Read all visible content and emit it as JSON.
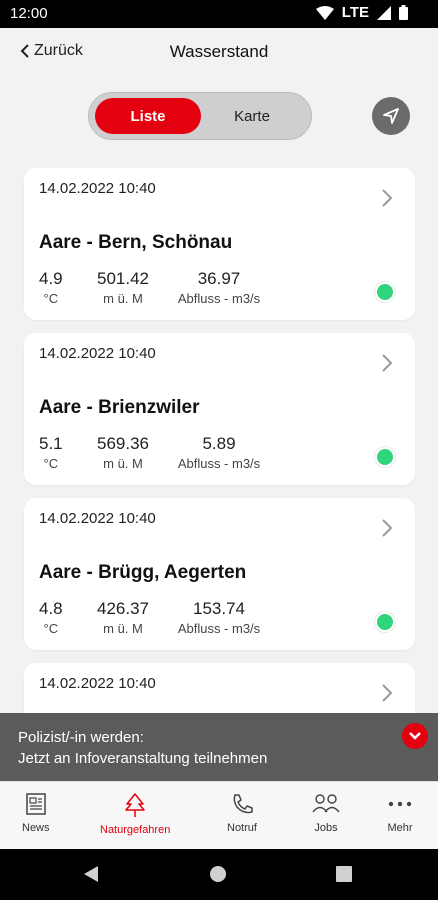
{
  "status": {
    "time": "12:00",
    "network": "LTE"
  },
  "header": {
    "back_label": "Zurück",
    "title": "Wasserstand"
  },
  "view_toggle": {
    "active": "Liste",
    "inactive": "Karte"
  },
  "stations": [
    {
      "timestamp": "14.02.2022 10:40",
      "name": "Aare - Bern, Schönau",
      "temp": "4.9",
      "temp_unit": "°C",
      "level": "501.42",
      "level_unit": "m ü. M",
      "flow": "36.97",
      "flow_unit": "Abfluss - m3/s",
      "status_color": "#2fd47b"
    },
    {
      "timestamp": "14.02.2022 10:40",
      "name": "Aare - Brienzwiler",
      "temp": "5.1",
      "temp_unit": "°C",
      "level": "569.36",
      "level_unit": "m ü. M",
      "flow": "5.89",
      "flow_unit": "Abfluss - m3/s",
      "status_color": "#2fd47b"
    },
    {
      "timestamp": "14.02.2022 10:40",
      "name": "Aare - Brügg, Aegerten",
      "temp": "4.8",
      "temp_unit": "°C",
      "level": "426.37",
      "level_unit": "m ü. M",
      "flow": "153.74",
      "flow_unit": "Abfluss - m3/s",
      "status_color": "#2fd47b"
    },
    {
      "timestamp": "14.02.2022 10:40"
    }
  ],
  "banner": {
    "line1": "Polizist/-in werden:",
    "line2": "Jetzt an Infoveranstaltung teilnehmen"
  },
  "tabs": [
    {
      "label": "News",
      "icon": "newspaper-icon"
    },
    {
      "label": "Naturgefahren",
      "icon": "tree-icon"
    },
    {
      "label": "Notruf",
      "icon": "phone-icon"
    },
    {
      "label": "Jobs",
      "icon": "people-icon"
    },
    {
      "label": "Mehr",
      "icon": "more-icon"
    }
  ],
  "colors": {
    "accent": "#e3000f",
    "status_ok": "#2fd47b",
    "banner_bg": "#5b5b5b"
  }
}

§ YOUR OBJECTIVE: Repeat every record precisely. Any picture among them stays out of the copy.

§ RESPONSE:
Read all visible content and emit it as JSON.
{
  "status": {
    "time": "12:00",
    "network": "LTE"
  },
  "header": {
    "back_label": "Zurück",
    "title": "Wasserstand"
  },
  "view_toggle": {
    "active": "Liste",
    "inactive": "Karte"
  },
  "stations": [
    {
      "timestamp": "14.02.2022 10:40",
      "name": "Aare - Bern, Schönau",
      "temp": "4.9",
      "temp_unit": "°C",
      "level": "501.42",
      "level_unit": "m ü. M",
      "flow": "36.97",
      "flow_unit": "Abfluss - m3/s",
      "status_color": "#2fd47b"
    },
    {
      "timestamp": "14.02.2022 10:40",
      "name": "Aare - Brienzwiler",
      "temp": "5.1",
      "temp_unit": "°C",
      "level": "569.36",
      "level_unit": "m ü. M",
      "flow": "5.89",
      "flow_unit": "Abfluss - m3/s",
      "status_color": "#2fd47b"
    },
    {
      "timestamp": "14.02.2022 10:40",
      "name": "Aare - Brügg, Aegerten",
      "temp": "4.8",
      "temp_unit": "°C",
      "level": "426.37",
      "level_unit": "m ü. M",
      "flow": "153.74",
      "flow_unit": "Abfluss - m3/s",
      "status_color": "#2fd47b"
    },
    {
      "timestamp": "14.02.2022 10:40"
    }
  ],
  "banner": {
    "line1": "Polizist/-in werden:",
    "line2": "Jetzt an Infoveranstaltung teilnehmen"
  },
  "tabs": [
    {
      "label": "News",
      "icon": "newspaper-icon"
    },
    {
      "label": "Naturgefahren",
      "icon": "tree-icon"
    },
    {
      "label": "Notruf",
      "icon": "phone-icon"
    },
    {
      "label": "Jobs",
      "icon": "people-icon"
    },
    {
      "label": "Mehr",
      "icon": "more-icon"
    }
  ],
  "colors": {
    "accent": "#e3000f",
    "status_ok": "#2fd47b",
    "banner_bg": "#5b5b5b"
  }
}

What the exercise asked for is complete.